(Recorded data)
***
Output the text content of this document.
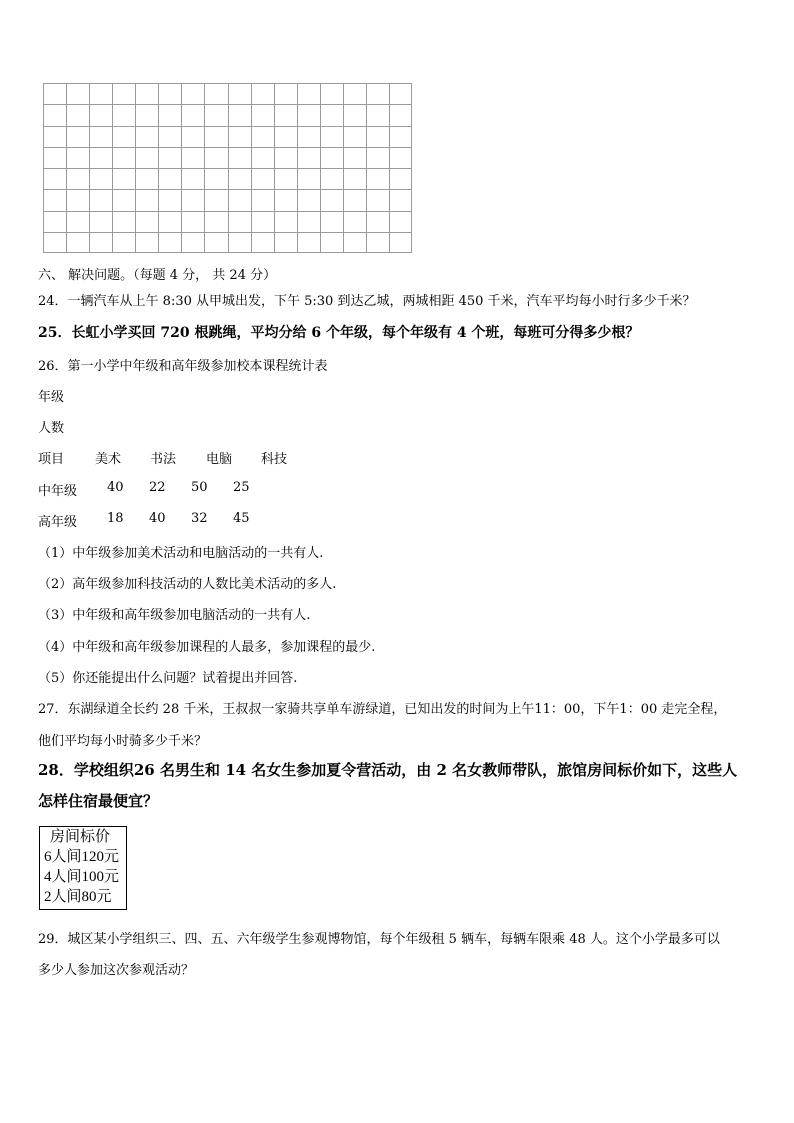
六、 解决问题。（每题 4 分， 共 24 分）
24．一辆汽车从上午 8:30 从甲城出发，下午 5:30 到达乙城，两城相距 450 千米，汽车平均每小时行多少千米？
25．长虹小学买回 720 根跳绳，平均分给 6 个年级，每个年级有 4 个班，每班可分得多少根？
26．第一小学中年级和高年级参加校本课程统计表
年级
人数
项目 美术 书法 电脑 科技
中年级 40 22 50 25
高年级 18 40 32 45
（1）中年级参加美术活动和电脑活动的一共有人.
（2）高年级参加科技活动的人数比美术活动的多人.
（3）中年级和高年级参加电脑活动的一共有人.
（4）中年级和高年级参加课程的人最多，参加课程的最少.
（5）你还能提出什么问题？试着提出并回答.
27．东湖绿道全长约 28 千米，王叔叔一家骑共享单车游绿道，已知出发的时间为上午11：00，下午1：00 走完全程，
他们平均每小时骑多少千米？
28．学校组织26 名男生和 14 名女生参加夏令营活动，由 2 名女教师带队，旅馆房间标价如下，这些人
怎样住宿最便宜？
房间标价
6人间120元
4人间100元
2人间80元
29．城区某小学组织三、四、五、六年级学生参观博物馆，每个年级租 5 辆车，每辆车限乘 48 人。这个小学最多可以
多少人参加这次参观活动？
***
What you are asked to do: From the entries above, output every line exactly and omit any image.

Exercise solution:
Output the text content of this document.
六、 解决问题。（每题 4 分， 共 24 分）
24．一辆汽车从上午 8:30 从甲城出发，下午 5:30 到达乙城，两城相距 450 千米，汽车平均每小时行多少千米？
25．长虹小学买回 720 根跳绳，平均分给 6 个年级，每个年级有 4 个班，每班可分得多少根？
26．第一小学中年级和高年级参加校本课程统计表
年级
人数
项目 美术 书法 电脑 科技
中年级 40 22 50 25
高年级 18 40 32 45
（1）中年级参加美术活动和电脑活动的一共有人.
（2）高年级参加科技活动的人数比美术活动的多人.
（3）中年级和高年级参加电脑活动的一共有人.
（4）中年级和高年级参加课程的人最多，参加课程的最少.
（5）你还能提出什么问题？试着提出并回答.
27．东湖绿道全长约 28 千米，王叔叔一家骑共享单车游绿道，已知出发的时间为上午11：00，下午1：00 走完全程，
他们平均每小时骑多少千米？
28．学校组织26 名男生和 14 名女生参加夏令营活动，由 2 名女教师带队，旅馆房间标价如下，这些人
怎样住宿最便宜？
房间标价
6人间120元
4人间100元
2人间80元
29．城区某小学组织三、四、五、六年级学生参观博物馆，每个年级租 5 辆车，每辆车限乘 48 人。这个小学最多可以
多少人参加这次参观活动？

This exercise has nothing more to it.